**WHAT THE TASK REQUIRES**:
Keep only the lines of the data below that contain "name", and copy them.

**DATA EXCERPTS**:

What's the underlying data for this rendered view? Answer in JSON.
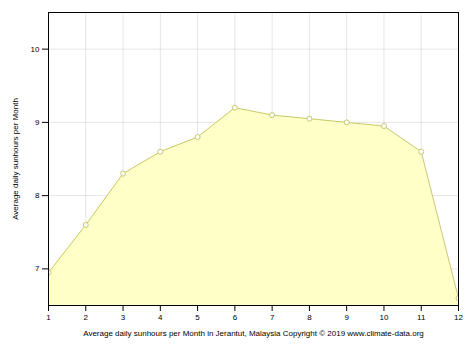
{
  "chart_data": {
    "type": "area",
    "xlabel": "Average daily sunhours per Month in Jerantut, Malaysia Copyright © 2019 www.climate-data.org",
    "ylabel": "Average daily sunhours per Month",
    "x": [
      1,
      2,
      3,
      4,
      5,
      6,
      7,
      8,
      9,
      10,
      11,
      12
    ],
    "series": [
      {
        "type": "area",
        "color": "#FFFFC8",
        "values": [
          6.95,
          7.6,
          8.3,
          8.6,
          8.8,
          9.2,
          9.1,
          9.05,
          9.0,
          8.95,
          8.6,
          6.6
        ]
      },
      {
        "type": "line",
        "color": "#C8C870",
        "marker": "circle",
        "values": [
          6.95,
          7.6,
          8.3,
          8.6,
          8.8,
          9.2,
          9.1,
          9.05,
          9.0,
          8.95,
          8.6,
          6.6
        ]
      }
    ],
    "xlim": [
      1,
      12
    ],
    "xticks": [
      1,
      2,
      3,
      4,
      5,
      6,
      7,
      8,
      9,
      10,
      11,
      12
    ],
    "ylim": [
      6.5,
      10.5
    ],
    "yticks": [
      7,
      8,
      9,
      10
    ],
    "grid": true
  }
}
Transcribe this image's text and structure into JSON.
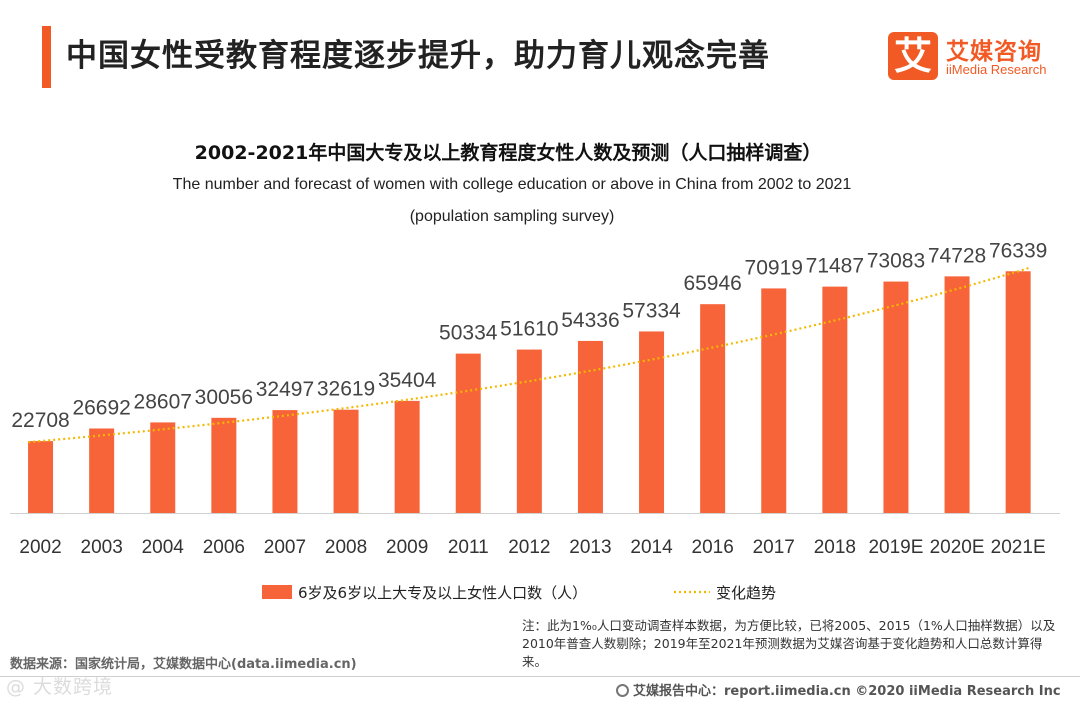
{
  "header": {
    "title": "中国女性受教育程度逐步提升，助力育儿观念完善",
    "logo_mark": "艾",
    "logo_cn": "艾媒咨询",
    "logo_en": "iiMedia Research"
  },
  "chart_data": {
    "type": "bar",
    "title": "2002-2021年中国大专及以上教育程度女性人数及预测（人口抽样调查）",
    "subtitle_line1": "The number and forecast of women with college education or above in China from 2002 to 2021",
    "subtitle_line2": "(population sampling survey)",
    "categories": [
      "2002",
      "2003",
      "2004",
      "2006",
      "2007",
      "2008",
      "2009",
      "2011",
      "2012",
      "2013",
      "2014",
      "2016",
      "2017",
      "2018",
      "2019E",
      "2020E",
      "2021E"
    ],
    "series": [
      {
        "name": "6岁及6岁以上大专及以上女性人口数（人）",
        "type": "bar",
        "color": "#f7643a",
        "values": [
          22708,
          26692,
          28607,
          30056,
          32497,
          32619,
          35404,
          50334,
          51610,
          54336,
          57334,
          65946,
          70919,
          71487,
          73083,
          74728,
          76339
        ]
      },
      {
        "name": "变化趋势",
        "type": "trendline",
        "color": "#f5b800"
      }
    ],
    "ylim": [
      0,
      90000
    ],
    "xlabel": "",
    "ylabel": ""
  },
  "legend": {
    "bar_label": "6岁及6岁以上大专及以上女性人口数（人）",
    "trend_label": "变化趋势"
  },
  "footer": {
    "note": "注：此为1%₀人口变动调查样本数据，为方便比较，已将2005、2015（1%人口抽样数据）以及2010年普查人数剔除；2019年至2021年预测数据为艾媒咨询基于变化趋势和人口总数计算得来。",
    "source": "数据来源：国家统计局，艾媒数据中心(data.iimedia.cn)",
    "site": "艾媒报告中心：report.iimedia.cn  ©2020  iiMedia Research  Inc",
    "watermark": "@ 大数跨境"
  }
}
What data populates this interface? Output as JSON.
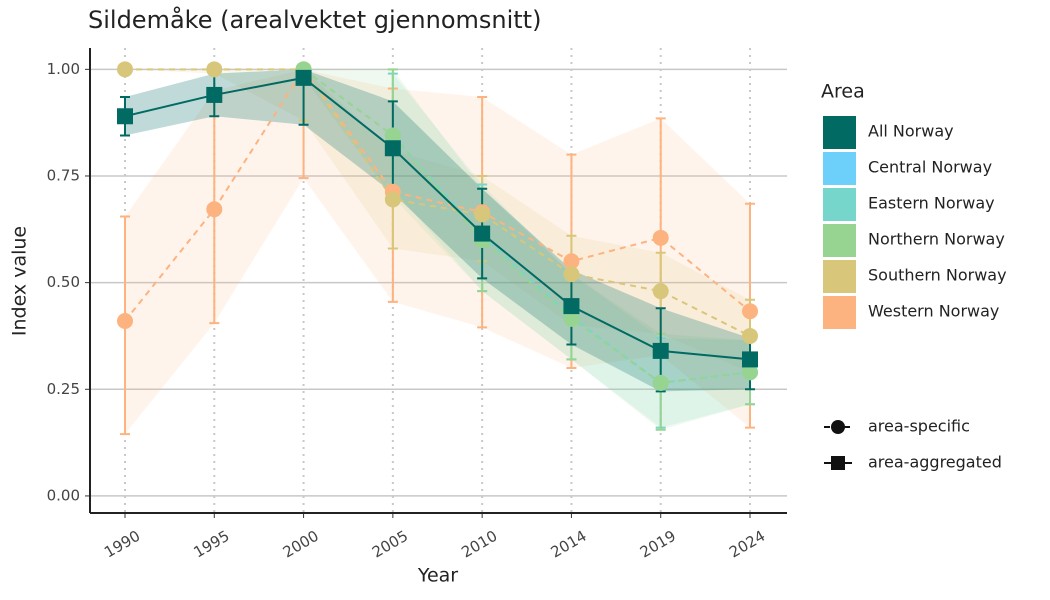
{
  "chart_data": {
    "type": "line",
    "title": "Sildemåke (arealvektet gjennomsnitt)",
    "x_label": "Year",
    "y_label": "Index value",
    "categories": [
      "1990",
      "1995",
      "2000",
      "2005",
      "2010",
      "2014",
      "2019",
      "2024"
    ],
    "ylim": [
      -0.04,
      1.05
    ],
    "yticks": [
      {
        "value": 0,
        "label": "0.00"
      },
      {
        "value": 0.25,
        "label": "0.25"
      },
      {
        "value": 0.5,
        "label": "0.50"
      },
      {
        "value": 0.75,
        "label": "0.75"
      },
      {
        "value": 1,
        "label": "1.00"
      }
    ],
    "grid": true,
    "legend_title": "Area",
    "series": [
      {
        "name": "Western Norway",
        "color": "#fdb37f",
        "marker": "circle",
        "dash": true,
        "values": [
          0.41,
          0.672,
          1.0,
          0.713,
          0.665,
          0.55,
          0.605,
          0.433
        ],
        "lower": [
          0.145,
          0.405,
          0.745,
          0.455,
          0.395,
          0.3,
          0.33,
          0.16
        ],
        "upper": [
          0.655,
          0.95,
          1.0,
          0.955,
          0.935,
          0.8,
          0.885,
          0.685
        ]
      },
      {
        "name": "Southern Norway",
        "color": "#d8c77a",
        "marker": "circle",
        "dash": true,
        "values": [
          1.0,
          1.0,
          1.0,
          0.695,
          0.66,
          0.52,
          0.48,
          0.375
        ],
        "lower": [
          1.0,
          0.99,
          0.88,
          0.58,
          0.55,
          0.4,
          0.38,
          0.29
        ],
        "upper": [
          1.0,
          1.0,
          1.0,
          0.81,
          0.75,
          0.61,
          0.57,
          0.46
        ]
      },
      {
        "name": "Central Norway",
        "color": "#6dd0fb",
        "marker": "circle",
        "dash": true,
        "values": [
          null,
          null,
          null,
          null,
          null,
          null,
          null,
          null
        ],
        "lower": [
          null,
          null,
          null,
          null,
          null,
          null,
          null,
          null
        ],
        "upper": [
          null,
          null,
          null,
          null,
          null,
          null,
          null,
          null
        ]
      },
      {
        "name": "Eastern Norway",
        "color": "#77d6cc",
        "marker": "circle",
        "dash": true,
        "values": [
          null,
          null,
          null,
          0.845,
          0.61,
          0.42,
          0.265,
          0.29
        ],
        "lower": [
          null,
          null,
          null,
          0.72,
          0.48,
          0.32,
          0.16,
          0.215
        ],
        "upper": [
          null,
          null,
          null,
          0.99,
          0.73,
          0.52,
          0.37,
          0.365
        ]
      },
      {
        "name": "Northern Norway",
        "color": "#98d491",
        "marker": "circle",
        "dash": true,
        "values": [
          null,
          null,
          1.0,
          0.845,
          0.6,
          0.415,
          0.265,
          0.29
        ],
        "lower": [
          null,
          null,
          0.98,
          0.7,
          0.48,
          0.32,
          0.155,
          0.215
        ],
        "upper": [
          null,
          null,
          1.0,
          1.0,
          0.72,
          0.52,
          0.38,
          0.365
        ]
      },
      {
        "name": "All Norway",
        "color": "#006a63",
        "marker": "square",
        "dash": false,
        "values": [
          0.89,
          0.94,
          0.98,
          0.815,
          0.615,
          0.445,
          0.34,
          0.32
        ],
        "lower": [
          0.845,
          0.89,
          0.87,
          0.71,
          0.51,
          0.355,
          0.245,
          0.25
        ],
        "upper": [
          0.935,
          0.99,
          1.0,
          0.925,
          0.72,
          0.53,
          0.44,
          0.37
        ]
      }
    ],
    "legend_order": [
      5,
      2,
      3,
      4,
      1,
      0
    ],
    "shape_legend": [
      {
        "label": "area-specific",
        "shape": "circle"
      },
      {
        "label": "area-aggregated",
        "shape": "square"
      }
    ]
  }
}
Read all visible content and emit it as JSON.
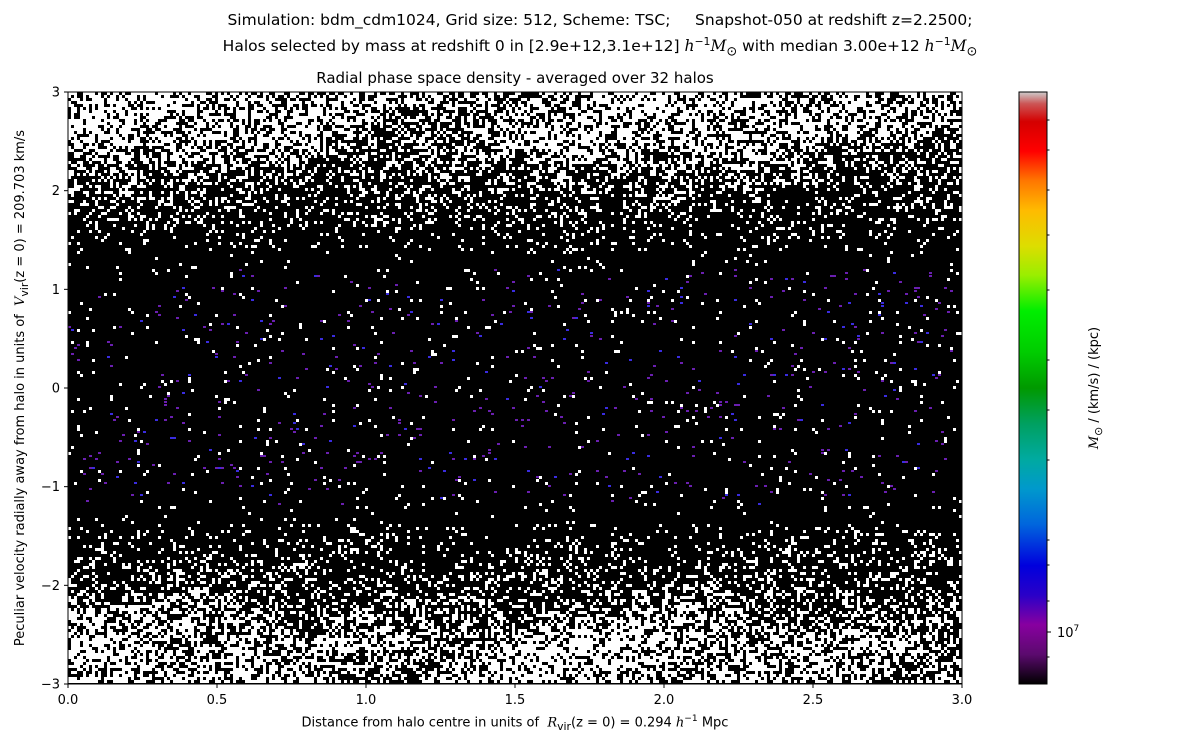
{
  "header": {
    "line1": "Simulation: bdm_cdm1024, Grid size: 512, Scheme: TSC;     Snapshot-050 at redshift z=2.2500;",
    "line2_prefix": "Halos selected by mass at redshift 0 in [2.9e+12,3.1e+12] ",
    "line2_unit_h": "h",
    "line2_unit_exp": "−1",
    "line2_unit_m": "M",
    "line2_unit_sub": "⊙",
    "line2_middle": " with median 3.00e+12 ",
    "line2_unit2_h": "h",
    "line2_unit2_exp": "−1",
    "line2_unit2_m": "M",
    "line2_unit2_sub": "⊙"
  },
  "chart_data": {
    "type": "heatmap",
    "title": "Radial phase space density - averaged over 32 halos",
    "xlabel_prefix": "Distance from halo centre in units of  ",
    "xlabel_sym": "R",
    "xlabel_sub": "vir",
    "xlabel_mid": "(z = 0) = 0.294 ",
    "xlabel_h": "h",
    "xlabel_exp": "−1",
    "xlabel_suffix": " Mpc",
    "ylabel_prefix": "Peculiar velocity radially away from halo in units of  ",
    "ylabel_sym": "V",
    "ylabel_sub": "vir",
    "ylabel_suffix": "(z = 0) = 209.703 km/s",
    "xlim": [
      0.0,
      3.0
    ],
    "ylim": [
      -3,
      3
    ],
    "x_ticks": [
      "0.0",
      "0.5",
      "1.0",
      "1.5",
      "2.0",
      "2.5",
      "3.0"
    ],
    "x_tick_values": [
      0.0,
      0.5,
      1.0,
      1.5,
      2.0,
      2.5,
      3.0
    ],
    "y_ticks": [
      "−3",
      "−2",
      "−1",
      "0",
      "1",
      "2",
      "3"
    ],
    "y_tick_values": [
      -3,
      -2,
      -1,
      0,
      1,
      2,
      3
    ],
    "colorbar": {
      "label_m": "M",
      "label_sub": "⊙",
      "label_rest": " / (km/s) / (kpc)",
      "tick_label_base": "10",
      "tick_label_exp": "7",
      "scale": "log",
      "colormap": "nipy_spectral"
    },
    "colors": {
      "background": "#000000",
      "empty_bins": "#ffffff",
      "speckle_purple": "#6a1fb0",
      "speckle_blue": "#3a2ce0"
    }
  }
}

**OUTPUT FOR THIS EXERCISE**:
        "name": "6岁及6岁以上大专及以上女性人口数（人）",
        "name": "变化趋势",
        "name": "Western Norway",
        "name": "Southern Norway",
        "name": "Central Norway",
        "name": "Eastern Norway",
        "name": "Northern Norway",
        "name": "All Norway",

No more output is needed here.